MATERIAL SUPPLIED:

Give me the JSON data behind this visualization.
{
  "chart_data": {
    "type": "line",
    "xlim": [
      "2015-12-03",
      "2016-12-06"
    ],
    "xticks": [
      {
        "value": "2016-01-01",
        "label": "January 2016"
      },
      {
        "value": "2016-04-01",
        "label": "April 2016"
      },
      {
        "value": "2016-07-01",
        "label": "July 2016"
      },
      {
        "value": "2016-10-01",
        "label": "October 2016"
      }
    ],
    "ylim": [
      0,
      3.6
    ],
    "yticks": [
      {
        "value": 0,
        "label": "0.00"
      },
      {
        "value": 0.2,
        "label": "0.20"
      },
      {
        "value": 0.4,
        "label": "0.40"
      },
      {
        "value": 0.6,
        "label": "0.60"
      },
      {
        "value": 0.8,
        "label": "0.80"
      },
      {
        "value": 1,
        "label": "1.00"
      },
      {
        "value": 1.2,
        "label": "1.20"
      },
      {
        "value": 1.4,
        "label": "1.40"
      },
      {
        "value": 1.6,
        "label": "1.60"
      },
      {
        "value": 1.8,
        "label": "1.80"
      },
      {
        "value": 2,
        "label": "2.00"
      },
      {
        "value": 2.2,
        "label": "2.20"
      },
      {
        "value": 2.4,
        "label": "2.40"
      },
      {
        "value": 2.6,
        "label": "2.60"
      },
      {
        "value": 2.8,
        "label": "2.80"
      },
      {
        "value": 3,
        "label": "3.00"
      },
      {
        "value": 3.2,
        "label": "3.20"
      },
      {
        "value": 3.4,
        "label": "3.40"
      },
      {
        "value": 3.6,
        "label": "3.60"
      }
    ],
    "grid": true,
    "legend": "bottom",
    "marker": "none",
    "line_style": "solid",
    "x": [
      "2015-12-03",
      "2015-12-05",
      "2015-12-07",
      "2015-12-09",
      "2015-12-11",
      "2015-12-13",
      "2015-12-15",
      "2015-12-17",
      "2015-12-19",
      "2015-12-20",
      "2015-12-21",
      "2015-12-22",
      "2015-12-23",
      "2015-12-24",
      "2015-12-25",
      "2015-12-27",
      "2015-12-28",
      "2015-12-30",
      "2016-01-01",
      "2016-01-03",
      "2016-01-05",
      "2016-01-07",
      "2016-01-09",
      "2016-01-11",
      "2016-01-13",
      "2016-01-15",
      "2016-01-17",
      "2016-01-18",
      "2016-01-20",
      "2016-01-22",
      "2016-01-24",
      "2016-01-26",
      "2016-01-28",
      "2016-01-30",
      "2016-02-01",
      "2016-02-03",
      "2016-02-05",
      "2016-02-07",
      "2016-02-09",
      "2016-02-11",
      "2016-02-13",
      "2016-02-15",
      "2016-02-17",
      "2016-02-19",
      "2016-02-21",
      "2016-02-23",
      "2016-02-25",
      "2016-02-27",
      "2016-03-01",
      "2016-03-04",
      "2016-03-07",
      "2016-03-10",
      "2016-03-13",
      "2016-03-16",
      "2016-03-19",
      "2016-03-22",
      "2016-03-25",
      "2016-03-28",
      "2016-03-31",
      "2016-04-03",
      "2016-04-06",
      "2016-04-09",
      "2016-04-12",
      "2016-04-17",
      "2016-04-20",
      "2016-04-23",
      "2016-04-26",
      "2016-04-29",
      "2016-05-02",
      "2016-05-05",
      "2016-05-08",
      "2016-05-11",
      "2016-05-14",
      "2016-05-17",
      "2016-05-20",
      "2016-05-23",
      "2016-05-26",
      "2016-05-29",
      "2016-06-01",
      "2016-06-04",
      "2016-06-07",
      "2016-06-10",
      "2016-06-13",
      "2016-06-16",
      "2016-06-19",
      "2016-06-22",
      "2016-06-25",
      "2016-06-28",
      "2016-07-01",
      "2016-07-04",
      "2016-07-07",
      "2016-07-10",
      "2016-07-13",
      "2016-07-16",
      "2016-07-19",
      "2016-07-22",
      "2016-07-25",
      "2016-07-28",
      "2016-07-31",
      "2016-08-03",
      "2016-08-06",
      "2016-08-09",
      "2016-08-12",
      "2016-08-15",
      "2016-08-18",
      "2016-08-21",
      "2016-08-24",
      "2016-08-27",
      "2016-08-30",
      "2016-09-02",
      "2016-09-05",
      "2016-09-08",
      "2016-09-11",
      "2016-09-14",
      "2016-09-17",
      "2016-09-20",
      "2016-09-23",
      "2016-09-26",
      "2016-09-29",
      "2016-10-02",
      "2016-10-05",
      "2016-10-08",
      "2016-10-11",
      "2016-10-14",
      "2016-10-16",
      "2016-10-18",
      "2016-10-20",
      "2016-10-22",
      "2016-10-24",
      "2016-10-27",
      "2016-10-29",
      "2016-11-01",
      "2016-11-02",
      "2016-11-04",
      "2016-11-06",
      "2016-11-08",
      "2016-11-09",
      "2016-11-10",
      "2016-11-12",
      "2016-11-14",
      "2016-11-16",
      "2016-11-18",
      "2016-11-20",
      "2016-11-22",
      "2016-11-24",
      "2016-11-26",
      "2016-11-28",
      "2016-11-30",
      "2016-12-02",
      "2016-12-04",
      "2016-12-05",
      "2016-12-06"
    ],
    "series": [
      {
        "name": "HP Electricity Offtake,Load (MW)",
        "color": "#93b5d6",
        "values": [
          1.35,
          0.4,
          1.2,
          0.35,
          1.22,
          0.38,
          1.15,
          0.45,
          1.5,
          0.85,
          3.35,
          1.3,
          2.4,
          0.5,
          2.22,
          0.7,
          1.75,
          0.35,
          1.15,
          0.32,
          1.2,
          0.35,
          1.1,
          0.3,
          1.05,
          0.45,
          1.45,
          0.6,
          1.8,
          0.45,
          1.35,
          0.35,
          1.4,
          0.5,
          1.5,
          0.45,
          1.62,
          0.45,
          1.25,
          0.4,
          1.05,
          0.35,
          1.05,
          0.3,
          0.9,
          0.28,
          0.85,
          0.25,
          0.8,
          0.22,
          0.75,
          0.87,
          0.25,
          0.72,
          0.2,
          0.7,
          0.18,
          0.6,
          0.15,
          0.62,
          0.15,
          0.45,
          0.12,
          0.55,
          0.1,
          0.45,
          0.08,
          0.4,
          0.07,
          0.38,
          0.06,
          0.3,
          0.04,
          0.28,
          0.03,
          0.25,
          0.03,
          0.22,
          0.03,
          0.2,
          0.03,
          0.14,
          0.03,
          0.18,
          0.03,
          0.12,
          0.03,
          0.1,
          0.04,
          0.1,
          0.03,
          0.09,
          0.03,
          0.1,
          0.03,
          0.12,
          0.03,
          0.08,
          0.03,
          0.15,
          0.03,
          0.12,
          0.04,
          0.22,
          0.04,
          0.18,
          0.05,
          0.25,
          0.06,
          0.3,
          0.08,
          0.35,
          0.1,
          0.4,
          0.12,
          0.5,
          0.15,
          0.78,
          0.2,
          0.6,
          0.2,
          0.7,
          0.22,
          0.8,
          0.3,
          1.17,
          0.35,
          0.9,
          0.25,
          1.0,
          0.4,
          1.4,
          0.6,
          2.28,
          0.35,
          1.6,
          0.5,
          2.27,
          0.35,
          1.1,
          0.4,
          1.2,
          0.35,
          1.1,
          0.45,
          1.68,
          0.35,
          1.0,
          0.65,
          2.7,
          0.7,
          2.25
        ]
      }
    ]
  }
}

BRIEF: The whole listing above needs to be written out again exactly.

RESPONSE:
Give me the JSON data behind this visualization.
{
  "chart_data": {
    "type": "line",
    "xlim": [
      "2015-12-03",
      "2016-12-06"
    ],
    "xticks": [
      {
        "value": "2016-01-01",
        "label": "January 2016"
      },
      {
        "value": "2016-04-01",
        "label": "April 2016"
      },
      {
        "value": "2016-07-01",
        "label": "July 2016"
      },
      {
        "value": "2016-10-01",
        "label": "October 2016"
      }
    ],
    "ylim": [
      0,
      3.6
    ],
    "yticks": [
      {
        "value": 0,
        "label": "0.00"
      },
      {
        "value": 0.2,
        "label": "0.20"
      },
      {
        "value": 0.4,
        "label": "0.40"
      },
      {
        "value": 0.6,
        "label": "0.60"
      },
      {
        "value": 0.8,
        "label": "0.80"
      },
      {
        "value": 1,
        "label": "1.00"
      },
      {
        "value": 1.2,
        "label": "1.20"
      },
      {
        "value": 1.4,
        "label": "1.40"
      },
      {
        "value": 1.6,
        "label": "1.60"
      },
      {
        "value": 1.8,
        "label": "1.80"
      },
      {
        "value": 2,
        "label": "2.00"
      },
      {
        "value": 2.2,
        "label": "2.20"
      },
      {
        "value": 2.4,
        "label": "2.40"
      },
      {
        "value": 2.6,
        "label": "2.60"
      },
      {
        "value": 2.8,
        "label": "2.80"
      },
      {
        "value": 3,
        "label": "3.00"
      },
      {
        "value": 3.2,
        "label": "3.20"
      },
      {
        "value": 3.4,
        "label": "3.40"
      },
      {
        "value": 3.6,
        "label": "3.60"
      }
    ],
    "grid": true,
    "legend": "bottom",
    "marker": "none",
    "line_style": "solid",
    "x": [
      "2015-12-03",
      "2015-12-05",
      "2015-12-07",
      "2015-12-09",
      "2015-12-11",
      "2015-12-13",
      "2015-12-15",
      "2015-12-17",
      "2015-12-19",
      "2015-12-20",
      "2015-12-21",
      "2015-12-22",
      "2015-12-23",
      "2015-12-24",
      "2015-12-25",
      "2015-12-27",
      "2015-12-28",
      "2015-12-30",
      "2016-01-01",
      "2016-01-03",
      "2016-01-05",
      "2016-01-07",
      "2016-01-09",
      "2016-01-11",
      "2016-01-13",
      "2016-01-15",
      "2016-01-17",
      "2016-01-18",
      "2016-01-20",
      "2016-01-22",
      "2016-01-24",
      "2016-01-26",
      "2016-01-28",
      "2016-01-30",
      "2016-02-01",
      "2016-02-03",
      "2016-02-05",
      "2016-02-07",
      "2016-02-09",
      "2016-02-11",
      "2016-02-13",
      "2016-02-15",
      "2016-02-17",
      "2016-02-19",
      "2016-02-21",
      "2016-02-23",
      "2016-02-25",
      "2016-02-27",
      "2016-03-01",
      "2016-03-04",
      "2016-03-07",
      "2016-03-10",
      "2016-03-13",
      "2016-03-16",
      "2016-03-19",
      "2016-03-22",
      "2016-03-25",
      "2016-03-28",
      "2016-03-31",
      "2016-04-03",
      "2016-04-06",
      "2016-04-09",
      "2016-04-12",
      "2016-04-17",
      "2016-04-20",
      "2016-04-23",
      "2016-04-26",
      "2016-04-29",
      "2016-05-02",
      "2016-05-05",
      "2016-05-08",
      "2016-05-11",
      "2016-05-14",
      "2016-05-17",
      "2016-05-20",
      "2016-05-23",
      "2016-05-26",
      "2016-05-29",
      "2016-06-01",
      "2016-06-04",
      "2016-06-07",
      "2016-06-10",
      "2016-06-13",
      "2016-06-16",
      "2016-06-19",
      "2016-06-22",
      "2016-06-25",
      "2016-06-28",
      "2016-07-01",
      "2016-07-04",
      "2016-07-07",
      "2016-07-10",
      "2016-07-13",
      "2016-07-16",
      "2016-07-19",
      "2016-07-22",
      "2016-07-25",
      "2016-07-28",
      "2016-07-31",
      "2016-08-03",
      "2016-08-06",
      "2016-08-09",
      "2016-08-12",
      "2016-08-15",
      "2016-08-18",
      "2016-08-21",
      "2016-08-24",
      "2016-08-27",
      "2016-08-30",
      "2016-09-02",
      "2016-09-05",
      "2016-09-08",
      "2016-09-11",
      "2016-09-14",
      "2016-09-17",
      "2016-09-20",
      "2016-09-23",
      "2016-09-26",
      "2016-09-29",
      "2016-10-02",
      "2016-10-05",
      "2016-10-08",
      "2016-10-11",
      "2016-10-14",
      "2016-10-16",
      "2016-10-18",
      "2016-10-20",
      "2016-10-22",
      "2016-10-24",
      "2016-10-27",
      "2016-10-29",
      "2016-11-01",
      "2016-11-02",
      "2016-11-04",
      "2016-11-06",
      "2016-11-08",
      "2016-11-09",
      "2016-11-10",
      "2016-11-12",
      "2016-11-14",
      "2016-11-16",
      "2016-11-18",
      "2016-11-20",
      "2016-11-22",
      "2016-11-24",
      "2016-11-26",
      "2016-11-28",
      "2016-11-30",
      "2016-12-02",
      "2016-12-04",
      "2016-12-05",
      "2016-12-06"
    ],
    "series": [
      {
        "name": "HP Electricity Offtake,Load (MW)",
        "color": "#93b5d6",
        "values": [
          1.35,
          0.4,
          1.2,
          0.35,
          1.22,
          0.38,
          1.15,
          0.45,
          1.5,
          0.85,
          3.35,
          1.3,
          2.4,
          0.5,
          2.22,
          0.7,
          1.75,
          0.35,
          1.15,
          0.32,
          1.2,
          0.35,
          1.1,
          0.3,
          1.05,
          0.45,
          1.45,
          0.6,
          1.8,
          0.45,
          1.35,
          0.35,
          1.4,
          0.5,
          1.5,
          0.45,
          1.62,
          0.45,
          1.25,
          0.4,
          1.05,
          0.35,
          1.05,
          0.3,
          0.9,
          0.28,
          0.85,
          0.25,
          0.8,
          0.22,
          0.75,
          0.87,
          0.25,
          0.72,
          0.2,
          0.7,
          0.18,
          0.6,
          0.15,
          0.62,
          0.15,
          0.45,
          0.12,
          0.55,
          0.1,
          0.45,
          0.08,
          0.4,
          0.07,
          0.38,
          0.06,
          0.3,
          0.04,
          0.28,
          0.03,
          0.25,
          0.03,
          0.22,
          0.03,
          0.2,
          0.03,
          0.14,
          0.03,
          0.18,
          0.03,
          0.12,
          0.03,
          0.1,
          0.04,
          0.1,
          0.03,
          0.09,
          0.03,
          0.1,
          0.03,
          0.12,
          0.03,
          0.08,
          0.03,
          0.15,
          0.03,
          0.12,
          0.04,
          0.22,
          0.04,
          0.18,
          0.05,
          0.25,
          0.06,
          0.3,
          0.08,
          0.35,
          0.1,
          0.4,
          0.12,
          0.5,
          0.15,
          0.78,
          0.2,
          0.6,
          0.2,
          0.7,
          0.22,
          0.8,
          0.3,
          1.17,
          0.35,
          0.9,
          0.25,
          1.0,
          0.4,
          1.4,
          0.6,
          2.28,
          0.35,
          1.6,
          0.5,
          2.27,
          0.35,
          1.1,
          0.4,
          1.2,
          0.35,
          1.1,
          0.45,
          1.68,
          0.35,
          1.0,
          0.65,
          2.7,
          0.7,
          2.25
        ]
      }
    ]
  }
}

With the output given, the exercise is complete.